Requirement: Can you restate the records below word for word?

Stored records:
• • • • •

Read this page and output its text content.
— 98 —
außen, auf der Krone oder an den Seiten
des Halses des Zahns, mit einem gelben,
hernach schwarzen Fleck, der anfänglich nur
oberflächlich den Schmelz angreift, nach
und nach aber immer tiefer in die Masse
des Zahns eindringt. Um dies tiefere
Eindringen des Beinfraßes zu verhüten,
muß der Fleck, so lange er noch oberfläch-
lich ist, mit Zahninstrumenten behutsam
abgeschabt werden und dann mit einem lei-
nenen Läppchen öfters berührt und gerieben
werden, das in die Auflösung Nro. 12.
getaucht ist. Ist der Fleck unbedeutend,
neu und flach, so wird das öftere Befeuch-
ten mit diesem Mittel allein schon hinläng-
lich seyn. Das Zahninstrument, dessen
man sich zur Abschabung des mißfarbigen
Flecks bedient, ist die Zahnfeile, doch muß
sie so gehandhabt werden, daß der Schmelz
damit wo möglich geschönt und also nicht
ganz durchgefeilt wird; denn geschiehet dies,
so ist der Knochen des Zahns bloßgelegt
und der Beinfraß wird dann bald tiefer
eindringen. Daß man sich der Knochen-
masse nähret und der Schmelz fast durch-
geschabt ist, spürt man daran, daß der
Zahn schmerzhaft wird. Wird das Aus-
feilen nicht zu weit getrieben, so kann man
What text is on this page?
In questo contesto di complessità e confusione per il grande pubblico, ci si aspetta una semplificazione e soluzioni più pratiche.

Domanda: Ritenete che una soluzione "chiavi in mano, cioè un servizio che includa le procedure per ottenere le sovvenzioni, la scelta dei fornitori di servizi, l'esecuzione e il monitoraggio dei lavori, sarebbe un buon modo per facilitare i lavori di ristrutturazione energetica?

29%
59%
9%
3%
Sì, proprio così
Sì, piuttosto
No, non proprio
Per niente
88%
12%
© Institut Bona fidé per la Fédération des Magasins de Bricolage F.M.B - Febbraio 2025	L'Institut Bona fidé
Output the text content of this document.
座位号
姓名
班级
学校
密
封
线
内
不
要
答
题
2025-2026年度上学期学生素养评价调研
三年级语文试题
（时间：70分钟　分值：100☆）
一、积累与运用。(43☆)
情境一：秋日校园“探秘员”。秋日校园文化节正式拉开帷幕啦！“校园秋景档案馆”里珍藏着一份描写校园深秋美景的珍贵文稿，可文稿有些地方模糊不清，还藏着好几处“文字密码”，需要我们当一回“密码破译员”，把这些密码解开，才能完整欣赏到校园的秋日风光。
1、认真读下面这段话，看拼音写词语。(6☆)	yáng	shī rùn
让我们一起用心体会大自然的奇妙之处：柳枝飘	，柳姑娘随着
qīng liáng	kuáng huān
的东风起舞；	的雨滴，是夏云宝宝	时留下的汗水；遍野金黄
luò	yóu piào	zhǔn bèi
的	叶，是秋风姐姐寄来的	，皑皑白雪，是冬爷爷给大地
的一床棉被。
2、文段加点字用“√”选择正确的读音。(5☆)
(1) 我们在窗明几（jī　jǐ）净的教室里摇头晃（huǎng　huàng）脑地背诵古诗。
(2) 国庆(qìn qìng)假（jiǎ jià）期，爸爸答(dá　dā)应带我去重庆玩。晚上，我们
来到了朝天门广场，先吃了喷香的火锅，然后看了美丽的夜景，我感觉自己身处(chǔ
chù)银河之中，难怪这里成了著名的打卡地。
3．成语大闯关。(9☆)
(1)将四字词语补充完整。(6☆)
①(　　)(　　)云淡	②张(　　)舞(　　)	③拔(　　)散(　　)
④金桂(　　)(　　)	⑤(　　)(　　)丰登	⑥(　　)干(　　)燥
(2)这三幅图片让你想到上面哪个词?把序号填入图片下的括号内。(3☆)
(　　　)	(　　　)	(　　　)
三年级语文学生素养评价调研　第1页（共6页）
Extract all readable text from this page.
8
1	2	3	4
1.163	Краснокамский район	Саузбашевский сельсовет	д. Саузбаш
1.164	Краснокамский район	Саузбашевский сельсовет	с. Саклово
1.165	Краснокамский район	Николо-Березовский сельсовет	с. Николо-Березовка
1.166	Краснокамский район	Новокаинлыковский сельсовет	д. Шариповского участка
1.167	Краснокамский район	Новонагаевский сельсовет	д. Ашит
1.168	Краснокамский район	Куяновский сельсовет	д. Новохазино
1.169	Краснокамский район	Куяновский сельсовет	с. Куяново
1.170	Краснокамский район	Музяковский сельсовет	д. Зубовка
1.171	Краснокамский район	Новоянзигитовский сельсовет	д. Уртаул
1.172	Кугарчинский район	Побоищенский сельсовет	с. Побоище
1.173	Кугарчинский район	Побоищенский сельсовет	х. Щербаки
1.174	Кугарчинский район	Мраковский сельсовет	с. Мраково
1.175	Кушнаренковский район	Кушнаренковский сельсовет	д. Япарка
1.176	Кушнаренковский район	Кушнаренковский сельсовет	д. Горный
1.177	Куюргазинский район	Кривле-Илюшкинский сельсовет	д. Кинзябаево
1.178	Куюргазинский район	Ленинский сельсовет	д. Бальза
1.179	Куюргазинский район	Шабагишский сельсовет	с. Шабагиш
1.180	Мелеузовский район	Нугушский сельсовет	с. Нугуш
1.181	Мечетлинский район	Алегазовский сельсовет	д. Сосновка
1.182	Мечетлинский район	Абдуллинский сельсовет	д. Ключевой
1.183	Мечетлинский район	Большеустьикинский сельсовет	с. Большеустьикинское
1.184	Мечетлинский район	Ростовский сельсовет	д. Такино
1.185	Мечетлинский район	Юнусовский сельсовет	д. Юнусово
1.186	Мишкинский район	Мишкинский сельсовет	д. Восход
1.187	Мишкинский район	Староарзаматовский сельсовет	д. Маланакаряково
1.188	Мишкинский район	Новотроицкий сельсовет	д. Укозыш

• • • • •

Result:
Read this page and output its text content.
— 98 —
außen, auf der Krone oder an den Seiten
des Halses des Zahns, mit einem gelben,
hernach schwarzen Fleck, der anfänglich nur
oberflächlich den Schmelz angreift, nach
und nach aber immer tiefer in die Masse
des Zahns eindringt. Um dies tiefere
Eindringen des Beinfraßes zu verhüten,
muß der Fleck, so lange er noch oberfläch-
lich ist, mit Zahninstrumenten behutsam
abgeschabt werden und dann mit einem lei-
nenen Läppchen öfters berührt und gerieben
werden, das in die Auflösung Nro. 12.
getaucht ist. Ist der Fleck unbedeutend,
neu und flach, so wird das öftere Befeuch-
ten mit diesem Mittel allein schon hinläng-
lich seyn. Das Zahninstrument, dessen
man sich zur Abschabung des mißfarbigen
Flecks bedient, ist die Zahnfeile, doch muß
sie so gehandhabt werden, daß der Schmelz
damit wo möglich geschönt und also nicht
ganz durchgefeilt wird; denn geschiehet dies,
so ist der Knochen des Zahns bloßgelegt
und der Beinfraß wird dann bald tiefer
eindringen. Daß man sich der Knochen-
masse nähret und der Schmelz fast durch-
geschabt ist, spürt man daran, daß der
Zahn schmerzhaft wird. Wird das Aus-
feilen nicht zu weit getrieben, so kann man
What text is on this page?
In questo contesto di complessità e confusione per il grande pubblico, ci si aspetta una semplificazione e soluzioni più pratiche.

Domanda: Ritenete che una soluzione "chiavi in mano, cioè un servizio che includa le procedure per ottenere le sovvenzioni, la scelta dei fornitori di servizi, l'esecuzione e il monitoraggio dei lavori, sarebbe un buon modo per facilitare i lavori di ristrutturazione energetica?

29%
59%
9%
3%
Sì, proprio così
Sì, piuttosto
No, non proprio
Per niente
88%
12%
© Institut Bona fidé per la Fédération des Magasins de Bricolage F.M.B - Febbraio 2025	L'Institut Bona fidé
Output the text content of this document.
座位号
姓名
班级
学校
密
封
线
内
不
要
答
题
2025-2026年度上学期学生素养评价调研
三年级语文试题
（时间：70分钟　分值：100☆）
一、积累与运用。(43☆)
情境一：秋日校园“探秘员”。秋日校园文化节正式拉开帷幕啦！“校园秋景档案馆”里珍藏着一份描写校园深秋美景的珍贵文稿，可文稿有些地方模糊不清，还藏着好几处“文字密码”，需要我们当一回“密码破译员”，把这些密码解开，才能完整欣赏到校园的秋日风光。
1、认真读下面这段话，看拼音写词语。(6☆)	yáng	shī rùn
让我们一起用心体会大自然的奇妙之处：柳枝飘	，柳姑娘随着
qīng liáng	kuáng huān
的东风起舞；	的雨滴，是夏云宝宝	时留下的汗水；遍野金黄
luò	yóu piào	zhǔn bèi
的	叶，是秋风姐姐寄来的	，皑皑白雪，是冬爷爷给大地
的一床棉被。
2、文段加点字用“√”选择正确的读音。(5☆)
(1) 我们在窗明几（jī　jǐ）净的教室里摇头晃（huǎng　huàng）脑地背诵古诗。
(2) 国庆(qìn qìng)假（jiǎ jià）期，爸爸答(dá　dā)应带我去重庆玩。晚上，我们
来到了朝天门广场，先吃了喷香的火锅，然后看了美丽的夜景，我感觉自己身处(chǔ
chù)银河之中，难怪这里成了著名的打卡地。
3．成语大闯关。(9☆)
(1)将四字词语补充完整。(6☆)
①(　　)(　　)云淡	②张(　　)舞(　　)	③拔(　　)散(　　)
④金桂(　　)(　　)	⑤(　　)(　　)丰登	⑥(　　)干(　　)燥
(2)这三幅图片让你想到上面哪个词?把序号填入图片下的括号内。(3☆)
(　　　)	(　　　)	(　　　)
三年级语文学生素养评价调研　第1页（共6页）
Extract all readable text from this page.
8
1	2	3	4
1.163	Краснокамский район	Саузбашевский сельсовет	д. Саузбаш
1.164	Краснокамский район	Саузбашевский сельсовет	с. Саклово
1.165	Краснокамский район	Николо-Березовский сельсовет	с. Николо-Березовка
1.166	Краснокамский район	Новокаинлыковский сельсовет	д. Шариповского участка
1.167	Краснокамский район	Новонагаевский сельсовет	д. Ашит
1.168	Краснокамский район	Куяновский сельсовет	д. Новохазино
1.169	Краснокамский район	Куяновский сельсовет	с. Куяново
1.170	Краснокамский район	Музяковский сельсовет	д. Зубовка
1.171	Краснокамский район	Новоянзигитовский сельсовет	д. Уртаул
1.172	Кугарчинский район	Побоищенский сельсовет	с. Побоище
1.173	Кугарчинский район	Побоищенский сельсовет	х. Щербаки
1.174	Кугарчинский район	Мраковский сельсовет	с. Мраково
1.175	Кушнаренковский район	Кушнаренковский сельсовет	д. Япарка
1.176	Кушнаренковский район	Кушнаренковский сельсовет	д. Горный
1.177	Куюргазинский район	Кривле-Илюшкинский сельсовет	д. Кинзябаево
1.178	Куюргазинский район	Ленинский сельсовет	д. Бальза
1.179	Куюргазинский район	Шабагишский сельсовет	с. Шабагиш
1.180	Мелеузовский район	Нугушский сельсовет	с. Нугуш
1.181	Мечетлинский район	Алегазовский сельсовет	д. Сосновка
1.182	Мечетлинский район	Абдуллинский сельсовет	д. Ключевой
1.183	Мечетлинский район	Большеустьикинский сельсовет	с. Большеустьикинское
1.184	Мечетлинский район	Ростовский сельсовет	д. Такино
1.185	Мечетлинский район	Юнусовский сельсовет	д. Юнусово
1.186	Мишкинский район	Мишкинский сельсовет	д. Восход
1.187	Мишкинский район	Староарзаматовский сельсовет	д. Маланакаряково
1.188	Мишкинский район	Новотроицкий сельсовет	д. Укозыш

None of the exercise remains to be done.